*TASK REQUIREMENTS*: Reproduce every line in the listing from the one containing "list UI elements" down to the one containing "x-tick-label: 2024年 — [544, 367, 579, 380]", both of those included, with nothing changed.

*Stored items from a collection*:
·····

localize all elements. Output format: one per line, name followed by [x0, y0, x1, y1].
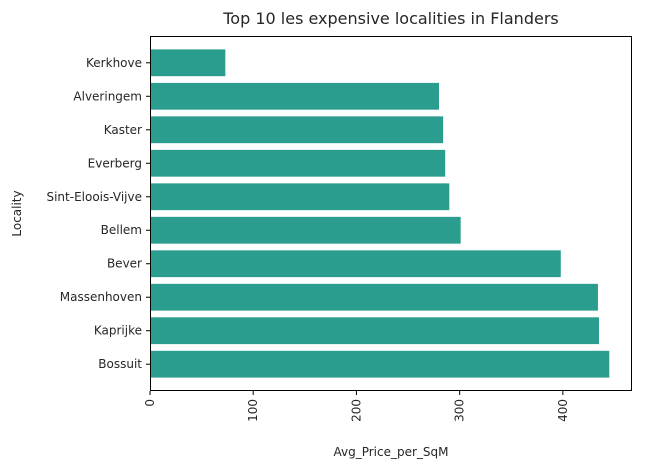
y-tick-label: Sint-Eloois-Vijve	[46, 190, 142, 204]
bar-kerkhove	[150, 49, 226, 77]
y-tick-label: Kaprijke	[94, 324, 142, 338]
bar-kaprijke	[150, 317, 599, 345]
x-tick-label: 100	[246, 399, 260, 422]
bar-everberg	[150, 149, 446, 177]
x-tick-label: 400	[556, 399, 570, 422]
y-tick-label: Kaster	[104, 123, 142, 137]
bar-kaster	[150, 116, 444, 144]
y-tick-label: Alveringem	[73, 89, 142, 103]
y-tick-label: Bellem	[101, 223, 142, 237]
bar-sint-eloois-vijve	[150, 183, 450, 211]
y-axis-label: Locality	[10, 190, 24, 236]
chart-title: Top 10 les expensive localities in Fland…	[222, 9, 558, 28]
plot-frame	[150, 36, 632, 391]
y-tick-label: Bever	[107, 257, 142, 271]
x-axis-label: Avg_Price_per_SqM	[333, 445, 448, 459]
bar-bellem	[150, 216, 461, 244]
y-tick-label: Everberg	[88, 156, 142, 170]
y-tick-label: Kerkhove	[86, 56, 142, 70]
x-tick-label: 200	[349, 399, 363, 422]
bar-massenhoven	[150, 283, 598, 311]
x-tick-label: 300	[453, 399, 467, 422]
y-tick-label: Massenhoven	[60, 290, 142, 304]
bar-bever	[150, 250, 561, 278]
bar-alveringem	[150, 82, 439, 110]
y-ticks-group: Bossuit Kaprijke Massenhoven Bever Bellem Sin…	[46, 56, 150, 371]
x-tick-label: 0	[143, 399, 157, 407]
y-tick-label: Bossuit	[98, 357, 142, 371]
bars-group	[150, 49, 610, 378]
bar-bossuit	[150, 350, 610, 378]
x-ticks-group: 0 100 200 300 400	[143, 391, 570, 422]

·····

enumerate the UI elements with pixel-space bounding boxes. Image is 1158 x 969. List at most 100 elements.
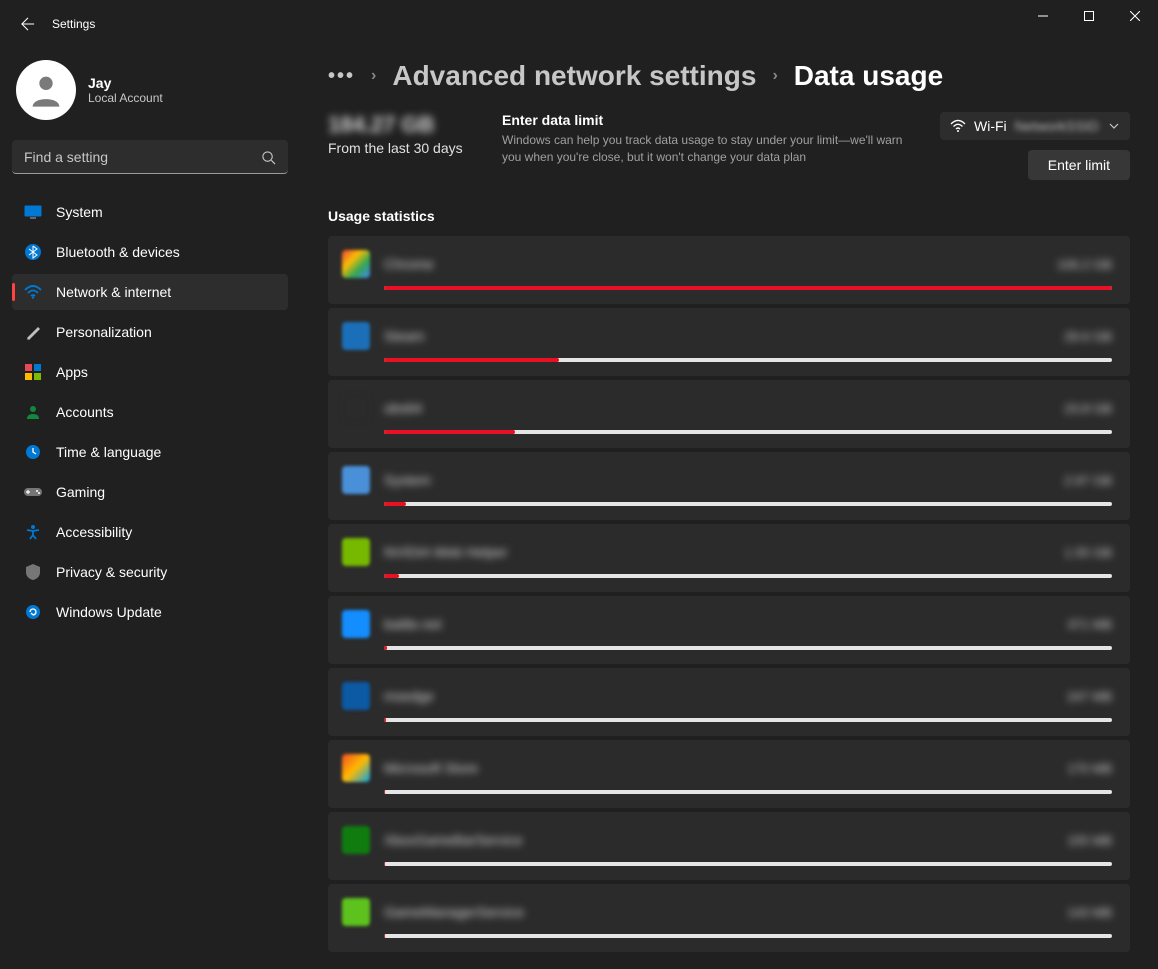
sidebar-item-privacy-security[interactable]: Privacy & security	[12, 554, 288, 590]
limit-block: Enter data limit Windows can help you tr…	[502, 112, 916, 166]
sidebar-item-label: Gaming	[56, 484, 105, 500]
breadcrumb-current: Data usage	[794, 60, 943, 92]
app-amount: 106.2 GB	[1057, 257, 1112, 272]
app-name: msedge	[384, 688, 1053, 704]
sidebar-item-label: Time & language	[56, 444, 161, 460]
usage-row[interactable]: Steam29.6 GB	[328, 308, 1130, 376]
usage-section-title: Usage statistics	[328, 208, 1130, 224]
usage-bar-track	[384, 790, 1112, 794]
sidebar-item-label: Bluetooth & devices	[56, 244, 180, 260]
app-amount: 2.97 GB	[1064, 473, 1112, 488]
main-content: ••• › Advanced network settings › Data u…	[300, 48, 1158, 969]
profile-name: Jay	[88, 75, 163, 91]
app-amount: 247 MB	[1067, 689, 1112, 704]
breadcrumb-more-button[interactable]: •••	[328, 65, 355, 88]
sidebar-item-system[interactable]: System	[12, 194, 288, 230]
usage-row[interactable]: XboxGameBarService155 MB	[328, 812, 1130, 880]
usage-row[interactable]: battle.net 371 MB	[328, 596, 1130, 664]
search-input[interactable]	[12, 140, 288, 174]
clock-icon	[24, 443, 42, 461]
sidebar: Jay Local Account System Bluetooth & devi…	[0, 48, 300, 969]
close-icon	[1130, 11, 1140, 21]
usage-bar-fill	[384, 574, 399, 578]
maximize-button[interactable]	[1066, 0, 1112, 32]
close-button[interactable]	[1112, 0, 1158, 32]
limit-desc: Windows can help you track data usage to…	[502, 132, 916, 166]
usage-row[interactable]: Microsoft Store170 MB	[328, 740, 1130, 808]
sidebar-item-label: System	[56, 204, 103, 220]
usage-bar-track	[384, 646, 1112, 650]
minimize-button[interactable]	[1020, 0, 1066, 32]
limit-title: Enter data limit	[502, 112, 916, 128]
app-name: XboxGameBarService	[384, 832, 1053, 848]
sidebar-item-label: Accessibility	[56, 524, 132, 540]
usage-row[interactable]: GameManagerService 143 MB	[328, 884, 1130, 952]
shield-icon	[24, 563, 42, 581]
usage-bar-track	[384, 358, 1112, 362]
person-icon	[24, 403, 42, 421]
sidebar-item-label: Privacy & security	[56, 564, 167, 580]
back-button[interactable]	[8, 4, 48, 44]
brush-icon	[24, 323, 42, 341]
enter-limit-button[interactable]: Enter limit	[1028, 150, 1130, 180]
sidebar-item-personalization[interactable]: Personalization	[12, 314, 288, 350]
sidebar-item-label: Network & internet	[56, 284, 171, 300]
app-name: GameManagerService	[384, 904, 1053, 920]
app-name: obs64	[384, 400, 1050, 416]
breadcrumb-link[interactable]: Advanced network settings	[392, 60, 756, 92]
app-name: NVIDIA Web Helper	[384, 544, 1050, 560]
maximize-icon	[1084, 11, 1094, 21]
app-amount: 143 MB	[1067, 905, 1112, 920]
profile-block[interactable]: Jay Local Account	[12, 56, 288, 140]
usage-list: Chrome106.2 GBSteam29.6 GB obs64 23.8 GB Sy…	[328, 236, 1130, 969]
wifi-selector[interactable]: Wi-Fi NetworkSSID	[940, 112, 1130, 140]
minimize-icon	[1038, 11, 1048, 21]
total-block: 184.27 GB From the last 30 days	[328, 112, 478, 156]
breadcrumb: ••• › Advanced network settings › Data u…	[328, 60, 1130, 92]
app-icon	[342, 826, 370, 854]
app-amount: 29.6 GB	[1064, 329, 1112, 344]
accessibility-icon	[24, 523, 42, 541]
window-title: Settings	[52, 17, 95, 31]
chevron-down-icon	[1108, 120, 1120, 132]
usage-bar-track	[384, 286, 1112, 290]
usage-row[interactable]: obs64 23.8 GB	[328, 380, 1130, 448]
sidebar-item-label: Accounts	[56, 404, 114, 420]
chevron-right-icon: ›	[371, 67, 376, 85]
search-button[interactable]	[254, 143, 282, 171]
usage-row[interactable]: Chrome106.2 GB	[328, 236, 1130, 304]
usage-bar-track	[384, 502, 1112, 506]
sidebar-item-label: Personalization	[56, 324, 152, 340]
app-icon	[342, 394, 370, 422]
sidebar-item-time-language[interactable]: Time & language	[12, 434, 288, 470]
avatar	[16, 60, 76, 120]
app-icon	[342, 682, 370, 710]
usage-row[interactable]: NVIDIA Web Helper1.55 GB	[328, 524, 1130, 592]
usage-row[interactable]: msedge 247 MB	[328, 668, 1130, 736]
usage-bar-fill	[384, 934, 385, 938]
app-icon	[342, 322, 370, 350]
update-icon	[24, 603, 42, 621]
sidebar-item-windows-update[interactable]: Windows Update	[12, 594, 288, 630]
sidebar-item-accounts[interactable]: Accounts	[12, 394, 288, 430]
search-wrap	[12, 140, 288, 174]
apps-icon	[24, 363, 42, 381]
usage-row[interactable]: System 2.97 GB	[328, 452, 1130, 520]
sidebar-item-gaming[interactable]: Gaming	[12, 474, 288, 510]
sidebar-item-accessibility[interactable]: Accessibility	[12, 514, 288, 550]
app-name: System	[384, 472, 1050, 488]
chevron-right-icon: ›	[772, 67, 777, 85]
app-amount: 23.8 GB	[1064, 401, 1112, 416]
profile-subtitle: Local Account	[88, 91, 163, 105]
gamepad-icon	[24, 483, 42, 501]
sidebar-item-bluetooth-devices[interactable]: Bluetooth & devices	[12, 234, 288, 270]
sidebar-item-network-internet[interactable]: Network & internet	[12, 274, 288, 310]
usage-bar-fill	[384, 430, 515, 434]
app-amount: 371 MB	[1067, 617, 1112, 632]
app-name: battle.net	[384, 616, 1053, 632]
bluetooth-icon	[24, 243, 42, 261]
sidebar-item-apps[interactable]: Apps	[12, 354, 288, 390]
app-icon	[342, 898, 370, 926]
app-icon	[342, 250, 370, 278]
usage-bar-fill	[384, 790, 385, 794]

·····

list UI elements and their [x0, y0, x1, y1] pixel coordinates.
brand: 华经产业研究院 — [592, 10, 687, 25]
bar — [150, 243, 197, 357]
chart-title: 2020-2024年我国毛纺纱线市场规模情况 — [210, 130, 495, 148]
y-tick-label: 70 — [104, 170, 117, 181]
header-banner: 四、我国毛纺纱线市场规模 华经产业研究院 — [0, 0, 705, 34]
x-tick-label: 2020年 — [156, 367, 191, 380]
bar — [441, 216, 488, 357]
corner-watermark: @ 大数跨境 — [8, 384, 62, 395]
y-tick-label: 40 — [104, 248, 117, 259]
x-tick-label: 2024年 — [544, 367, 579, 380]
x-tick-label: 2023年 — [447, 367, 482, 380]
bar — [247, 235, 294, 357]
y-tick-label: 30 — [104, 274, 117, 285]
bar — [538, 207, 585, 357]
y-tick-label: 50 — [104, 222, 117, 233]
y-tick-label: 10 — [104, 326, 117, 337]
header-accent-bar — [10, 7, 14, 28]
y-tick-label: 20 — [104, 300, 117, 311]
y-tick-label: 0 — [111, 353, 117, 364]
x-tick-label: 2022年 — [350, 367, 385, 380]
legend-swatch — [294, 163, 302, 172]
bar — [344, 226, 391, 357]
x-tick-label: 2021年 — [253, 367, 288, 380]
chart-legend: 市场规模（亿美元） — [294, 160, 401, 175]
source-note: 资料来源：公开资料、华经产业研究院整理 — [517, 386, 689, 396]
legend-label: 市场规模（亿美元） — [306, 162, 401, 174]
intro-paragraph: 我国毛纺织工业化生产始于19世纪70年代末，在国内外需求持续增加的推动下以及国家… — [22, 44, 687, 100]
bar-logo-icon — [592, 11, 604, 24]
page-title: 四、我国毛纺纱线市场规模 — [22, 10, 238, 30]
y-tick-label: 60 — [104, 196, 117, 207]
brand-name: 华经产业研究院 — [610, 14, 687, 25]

·····

*WORKED SOLUTION*:
list UI elements and their [x0, y0, x1, y1] pixel coordinates.
brand: 华经产业研究院 — [592, 10, 687, 25]
bar — [150, 243, 197, 357]
chart-title: 2020-2024年我国毛纺纱线市场规模情况 — [210, 130, 495, 148]
y-tick-label: 70 — [104, 170, 117, 181]
header-banner: 四、我国毛纺纱线市场规模 华经产业研究院 — [0, 0, 705, 34]
x-tick-label: 2020年 — [156, 367, 191, 380]
bar — [441, 216, 488, 357]
corner-watermark: @ 大数跨境 — [8, 384, 62, 395]
y-tick-label: 40 — [104, 248, 117, 259]
x-tick-label: 2024年 — [544, 367, 579, 380]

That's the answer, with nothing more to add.